**ATIVIDADE PROPOSTA:**
Retome o trecho sobre a leitura e a escrita dos estudantes na cultura acadêmica e dê continuidade a ele a partir da última frase.

**TRECHO PARA LEITURA:**
####################

Simone: Pensando na monografia como um todo, né? Ah, eu acho que a

maior dificuldade delas, por exemplo, é começar a ler, mas

entender o que elas estão lendo, né? Muitas vezes, elas leem

leem leem, mas elas não conseguem interpretar, elas não

conseguem colocar no papel, né? A ideia daquilo que elas estão

tirando, eu acho que é leitura e escrita.

Trecho da entrevista com professora Simone

Britto (2003, p. 176) defende que a capacidade de escrita e leitura dos alunos

universitários está mais relacionada “às formas de acesso à cultura hegemônica e aos modos

de argumentação científica que aos métodos de ensino de educação regular”. O acesso à

cultura acadêmica não é fácil nem evidente para um membro novo. Não é, então, uma

dificuldade “geral” de produção e compreensão de textos que esse estudante tem. As

condições de produção são, em muitos aspectos, artificiais e por isso, muitas vezes, o aluno

não sabe o que falar. Mas não por falta de leitura ou estudo, mas por não ter ciência de todos

os fatores discursivos que uma produção textual acadêmica envolve. A inserção na cultura

acadêmica é processual e, em muitos casos, o aluno não se sente parte constitutiva dela em

função das relações de poder, representações e identidades construídas.

####################

**ENTRADAS LISTADAS:**

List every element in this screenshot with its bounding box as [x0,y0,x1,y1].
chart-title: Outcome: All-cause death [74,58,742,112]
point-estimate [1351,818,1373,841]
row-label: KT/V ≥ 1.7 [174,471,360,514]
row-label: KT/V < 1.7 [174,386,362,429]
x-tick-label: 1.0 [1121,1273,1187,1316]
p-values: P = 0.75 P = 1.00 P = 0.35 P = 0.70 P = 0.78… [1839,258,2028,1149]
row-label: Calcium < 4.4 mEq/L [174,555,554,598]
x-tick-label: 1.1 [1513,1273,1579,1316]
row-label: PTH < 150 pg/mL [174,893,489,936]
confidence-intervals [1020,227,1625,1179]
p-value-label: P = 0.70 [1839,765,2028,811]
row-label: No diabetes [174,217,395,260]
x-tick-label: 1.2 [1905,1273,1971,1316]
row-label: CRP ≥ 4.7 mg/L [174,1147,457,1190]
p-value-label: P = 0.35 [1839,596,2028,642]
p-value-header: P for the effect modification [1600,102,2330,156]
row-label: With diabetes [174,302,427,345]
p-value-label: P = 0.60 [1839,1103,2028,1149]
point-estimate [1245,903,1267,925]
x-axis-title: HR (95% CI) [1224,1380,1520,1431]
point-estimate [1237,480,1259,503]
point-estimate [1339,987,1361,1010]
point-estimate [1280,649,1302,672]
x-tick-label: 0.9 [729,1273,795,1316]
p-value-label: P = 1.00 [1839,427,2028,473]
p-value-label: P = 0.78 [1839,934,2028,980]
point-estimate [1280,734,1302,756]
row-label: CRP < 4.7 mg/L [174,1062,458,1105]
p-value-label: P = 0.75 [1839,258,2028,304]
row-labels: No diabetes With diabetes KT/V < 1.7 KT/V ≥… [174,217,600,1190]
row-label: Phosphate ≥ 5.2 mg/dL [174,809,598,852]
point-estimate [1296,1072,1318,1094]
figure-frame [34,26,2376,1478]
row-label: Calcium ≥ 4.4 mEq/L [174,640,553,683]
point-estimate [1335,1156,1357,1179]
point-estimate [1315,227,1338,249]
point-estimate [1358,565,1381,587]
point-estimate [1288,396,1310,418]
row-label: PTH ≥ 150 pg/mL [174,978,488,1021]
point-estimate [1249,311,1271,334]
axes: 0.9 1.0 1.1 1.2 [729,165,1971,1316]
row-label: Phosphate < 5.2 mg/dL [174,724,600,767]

####################

**RESPOSTA ABAIXO:**
O professor, na resposta a seguir, comenta que os alunos têm dificuldades “de

escrita e de interpretação”, no entanto, exemplifica principalmente aquelas relativas à

formatação do texto e normas da ABNT. Esse aspecto, de fato, é importante, mas não é

exatamente um problema de escrita ou compreensão, embora faça parte constitutiva do texto

acadêmico:

Entrevist

adora:

Gustavo, como eu tinha te falado eu quero identificar as

dificuldades dos alunos na produção da monografia. E, aí eu

queria saber a partir da sua experiência como orientador, quais

são as maiores dificuldades encontradas pelos alunos em relação

à produção da monografia, na sua opinião, pela sua experiência

porque você orienta muita gente também, né!?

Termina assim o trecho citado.